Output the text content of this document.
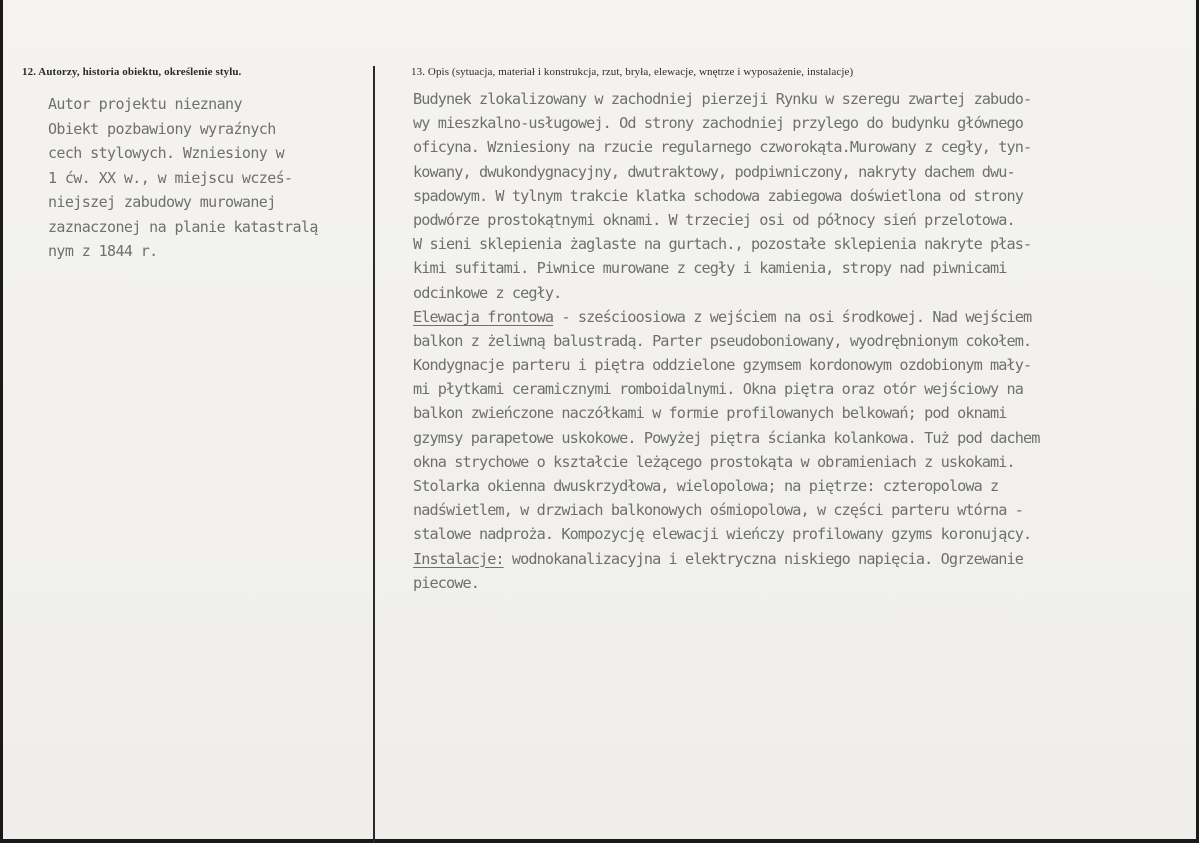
12. Autorzy, historia obiektu, określenie stylu.	13. Opis (sytuacja, materiał i konstrukcja, rzut, bryła, elewacje, wnętrze i wyposażenie, instalacje)
Autor projektu nieznany
Obiekt pozbawiony wyraźnych
cech stylowych. Wzniesiony w
1 ćw. XX w., w miejscu wcześ-
niejszej zabudowy murowanej
zaznaczonej na planie katastralą
nym z 1844 r.
Budynek zlokalizowany w zachodniej pierzeji Rynku w szeregu zwartej zabudo-
wy mieszkalno-usługowej. Od strony zachodniej przylego do budynku głównego
oficyna. Wzniesiony na rzucie regularnego czworokąta.Murowany z cegły, tyn-
kowany, dwukondygnacyjny, dwutraktowy, podpiwniczony, nakryty dachem dwu-
spadowym. W tylnym trakcie klatka schodowa zabiegowa doświetlona od strony
podwórze prostokątnymi oknami. W trzeciej osi od północy sień przelotowa.
W sieni sklepienia żaglaste na gurtach., pozostałe sklepienia nakryte płas-
kimi sufitami. Piwnice murowane z cegły i kamienia, stropy nad piwnicami
odcinkowe z cegły.
Elewacja frontowa - sześcioosiowa z wejściem na osi środkowej. Nad wejściem
balkon z żeliwną balustradą. Parter pseudoboniowany, wyodrębnionym cokołem.
Kondygnacje parteru i piętra oddzielone gzymsem kordonowym ozdobionym mały-
mi płytkami ceramicznymi romboidalnymi. Okna piętra oraz otór wejściowy na
balkon zwieńczone naczółkami w formie profilowanych belkowań; pod oknami
gzymsy parapetowe uskokowe. Powyżej piętra ścianka kolankowa. Tuż pod dachem
okna strychowe o kształcie leżącego prostokąta w obramieniach z uskokami.
Stolarka okienna dwuskrzydłowa, wielopolowa; na piętrze: czteropolowa z
nadświetlem, w drzwiach balkonowych ośmiopolowa, w części parteru wtórna -
stalowe nadproża. Kompozycję elewacji wieńczy profilowany gzyms koronujący.
Instalacje: wodnokanalizacyjna i elektryczna niskiego napięcia. Ogrzewanie
piecowe.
○ ○ ○
### Goal
Whenever "cegły" turns up in a line, pick that line out.

### The response
oficyna. Wzniesiony na rzucie regularnego czworokąta.Murowany z cegły, tyn-
kimi sufitami. Piwnice murowane z cegły i kamienia, stropy nad piwnicami
odcinkowe z cegły.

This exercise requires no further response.